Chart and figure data
-- -- --
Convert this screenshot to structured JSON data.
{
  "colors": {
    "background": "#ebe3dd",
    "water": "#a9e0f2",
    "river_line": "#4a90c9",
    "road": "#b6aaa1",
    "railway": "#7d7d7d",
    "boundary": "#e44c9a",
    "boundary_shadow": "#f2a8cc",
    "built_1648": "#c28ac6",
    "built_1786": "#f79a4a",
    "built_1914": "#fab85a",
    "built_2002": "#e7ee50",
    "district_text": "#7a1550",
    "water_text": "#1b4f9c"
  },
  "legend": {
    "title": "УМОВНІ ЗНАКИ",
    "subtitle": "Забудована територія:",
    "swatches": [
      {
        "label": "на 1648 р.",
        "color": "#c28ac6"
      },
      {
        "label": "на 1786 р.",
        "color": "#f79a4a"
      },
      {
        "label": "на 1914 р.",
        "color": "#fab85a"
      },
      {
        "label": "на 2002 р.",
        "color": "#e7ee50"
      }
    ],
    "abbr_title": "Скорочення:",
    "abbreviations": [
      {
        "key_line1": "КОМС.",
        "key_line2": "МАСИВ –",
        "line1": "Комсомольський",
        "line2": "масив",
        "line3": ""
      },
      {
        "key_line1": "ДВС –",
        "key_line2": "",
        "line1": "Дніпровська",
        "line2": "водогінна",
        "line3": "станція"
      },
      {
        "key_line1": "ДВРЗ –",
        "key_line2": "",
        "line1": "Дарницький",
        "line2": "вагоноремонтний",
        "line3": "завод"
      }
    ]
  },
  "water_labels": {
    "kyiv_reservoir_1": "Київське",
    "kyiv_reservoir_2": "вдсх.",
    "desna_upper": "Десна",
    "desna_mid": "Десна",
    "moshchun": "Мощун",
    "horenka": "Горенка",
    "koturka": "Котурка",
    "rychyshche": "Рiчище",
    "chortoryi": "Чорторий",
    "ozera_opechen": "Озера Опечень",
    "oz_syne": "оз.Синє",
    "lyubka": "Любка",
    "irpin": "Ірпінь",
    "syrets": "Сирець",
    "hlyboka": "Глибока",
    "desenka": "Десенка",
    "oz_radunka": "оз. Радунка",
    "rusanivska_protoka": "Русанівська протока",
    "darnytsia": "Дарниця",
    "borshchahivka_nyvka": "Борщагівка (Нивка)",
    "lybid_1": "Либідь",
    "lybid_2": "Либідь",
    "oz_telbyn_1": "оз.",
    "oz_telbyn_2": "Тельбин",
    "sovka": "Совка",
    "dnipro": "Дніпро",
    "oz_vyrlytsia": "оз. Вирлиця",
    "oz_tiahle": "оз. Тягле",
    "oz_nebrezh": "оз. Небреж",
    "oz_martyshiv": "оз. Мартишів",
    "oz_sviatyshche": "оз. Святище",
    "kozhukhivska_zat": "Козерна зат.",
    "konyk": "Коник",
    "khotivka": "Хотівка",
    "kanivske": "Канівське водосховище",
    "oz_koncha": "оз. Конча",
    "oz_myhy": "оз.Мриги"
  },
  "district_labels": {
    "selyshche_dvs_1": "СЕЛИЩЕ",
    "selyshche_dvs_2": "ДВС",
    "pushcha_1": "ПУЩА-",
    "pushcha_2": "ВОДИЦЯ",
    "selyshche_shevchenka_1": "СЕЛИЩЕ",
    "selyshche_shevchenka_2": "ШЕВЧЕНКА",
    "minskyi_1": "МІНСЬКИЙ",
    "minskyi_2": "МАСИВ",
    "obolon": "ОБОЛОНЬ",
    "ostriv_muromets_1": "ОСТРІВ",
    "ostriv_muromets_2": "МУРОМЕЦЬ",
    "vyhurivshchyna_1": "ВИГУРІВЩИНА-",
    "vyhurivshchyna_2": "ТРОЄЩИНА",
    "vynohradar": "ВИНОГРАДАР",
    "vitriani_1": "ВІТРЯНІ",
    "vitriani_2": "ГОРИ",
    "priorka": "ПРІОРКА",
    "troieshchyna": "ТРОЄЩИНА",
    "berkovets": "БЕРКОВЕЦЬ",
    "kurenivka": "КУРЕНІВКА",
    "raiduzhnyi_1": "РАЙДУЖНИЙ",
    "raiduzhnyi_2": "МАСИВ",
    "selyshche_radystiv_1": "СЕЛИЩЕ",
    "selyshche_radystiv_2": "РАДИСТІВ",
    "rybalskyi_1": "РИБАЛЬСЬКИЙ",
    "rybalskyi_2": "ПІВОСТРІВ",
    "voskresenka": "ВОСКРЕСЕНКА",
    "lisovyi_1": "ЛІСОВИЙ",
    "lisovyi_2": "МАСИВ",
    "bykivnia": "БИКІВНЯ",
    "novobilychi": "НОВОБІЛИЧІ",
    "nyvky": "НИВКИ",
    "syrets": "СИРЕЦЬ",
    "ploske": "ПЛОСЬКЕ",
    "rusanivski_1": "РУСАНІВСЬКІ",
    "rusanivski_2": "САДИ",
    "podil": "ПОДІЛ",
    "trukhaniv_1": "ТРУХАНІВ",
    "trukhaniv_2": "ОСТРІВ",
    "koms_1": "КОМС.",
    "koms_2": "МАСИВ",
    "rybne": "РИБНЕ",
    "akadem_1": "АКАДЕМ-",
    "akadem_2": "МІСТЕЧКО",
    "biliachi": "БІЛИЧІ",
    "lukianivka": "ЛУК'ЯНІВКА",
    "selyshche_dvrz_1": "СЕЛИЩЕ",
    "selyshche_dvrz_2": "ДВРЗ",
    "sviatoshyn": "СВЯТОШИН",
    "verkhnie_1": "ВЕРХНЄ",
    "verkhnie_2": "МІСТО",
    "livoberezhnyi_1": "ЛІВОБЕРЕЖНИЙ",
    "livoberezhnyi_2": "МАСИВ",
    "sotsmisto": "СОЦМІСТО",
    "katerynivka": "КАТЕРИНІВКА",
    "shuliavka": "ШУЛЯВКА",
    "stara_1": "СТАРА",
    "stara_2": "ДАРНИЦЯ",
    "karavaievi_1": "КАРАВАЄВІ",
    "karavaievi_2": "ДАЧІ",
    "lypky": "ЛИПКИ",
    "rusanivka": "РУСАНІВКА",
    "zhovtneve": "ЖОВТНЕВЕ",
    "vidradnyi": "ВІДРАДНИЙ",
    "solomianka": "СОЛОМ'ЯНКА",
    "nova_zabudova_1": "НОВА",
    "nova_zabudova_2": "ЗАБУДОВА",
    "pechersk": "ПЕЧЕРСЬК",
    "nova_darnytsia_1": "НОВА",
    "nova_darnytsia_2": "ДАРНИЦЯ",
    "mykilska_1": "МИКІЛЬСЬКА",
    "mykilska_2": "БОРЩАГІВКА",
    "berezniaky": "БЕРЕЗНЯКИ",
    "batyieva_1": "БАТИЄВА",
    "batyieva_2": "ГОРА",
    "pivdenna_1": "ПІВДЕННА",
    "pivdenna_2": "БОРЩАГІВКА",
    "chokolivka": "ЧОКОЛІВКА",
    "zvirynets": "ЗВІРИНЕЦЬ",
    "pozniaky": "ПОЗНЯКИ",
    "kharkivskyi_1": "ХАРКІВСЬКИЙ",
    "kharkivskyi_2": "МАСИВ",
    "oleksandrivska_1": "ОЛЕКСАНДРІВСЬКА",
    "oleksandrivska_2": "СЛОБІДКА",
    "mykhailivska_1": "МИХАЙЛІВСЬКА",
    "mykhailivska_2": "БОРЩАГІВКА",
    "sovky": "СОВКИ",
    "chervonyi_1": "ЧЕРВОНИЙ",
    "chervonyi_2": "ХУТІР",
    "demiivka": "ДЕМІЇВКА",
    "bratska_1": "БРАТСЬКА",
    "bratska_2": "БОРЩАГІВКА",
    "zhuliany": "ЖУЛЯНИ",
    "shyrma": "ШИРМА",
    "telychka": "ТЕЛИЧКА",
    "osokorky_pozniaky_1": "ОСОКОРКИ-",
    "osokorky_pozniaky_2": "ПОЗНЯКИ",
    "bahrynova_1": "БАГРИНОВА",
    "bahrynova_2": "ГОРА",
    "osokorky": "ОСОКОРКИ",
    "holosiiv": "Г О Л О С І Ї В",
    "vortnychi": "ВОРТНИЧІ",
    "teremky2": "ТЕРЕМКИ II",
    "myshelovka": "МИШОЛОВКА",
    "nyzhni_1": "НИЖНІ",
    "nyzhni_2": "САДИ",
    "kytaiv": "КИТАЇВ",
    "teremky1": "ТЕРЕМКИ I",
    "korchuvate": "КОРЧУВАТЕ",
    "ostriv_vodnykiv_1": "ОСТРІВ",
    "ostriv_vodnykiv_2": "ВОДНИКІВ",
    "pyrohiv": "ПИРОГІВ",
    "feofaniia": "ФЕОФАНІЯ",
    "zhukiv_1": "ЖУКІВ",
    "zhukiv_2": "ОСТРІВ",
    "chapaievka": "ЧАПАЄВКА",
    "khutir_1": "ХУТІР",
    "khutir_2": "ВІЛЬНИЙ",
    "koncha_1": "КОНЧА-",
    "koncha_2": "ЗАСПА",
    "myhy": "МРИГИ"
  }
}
-- -- --
• Task instructions:
Identify and list each line with the word "ПОЗНЯКИ".

• Exercise answer:
    "pozniaky": "ПОЗНЯКИ",
    "osokorky_pozniaky_2": "ПОЗНЯКИ",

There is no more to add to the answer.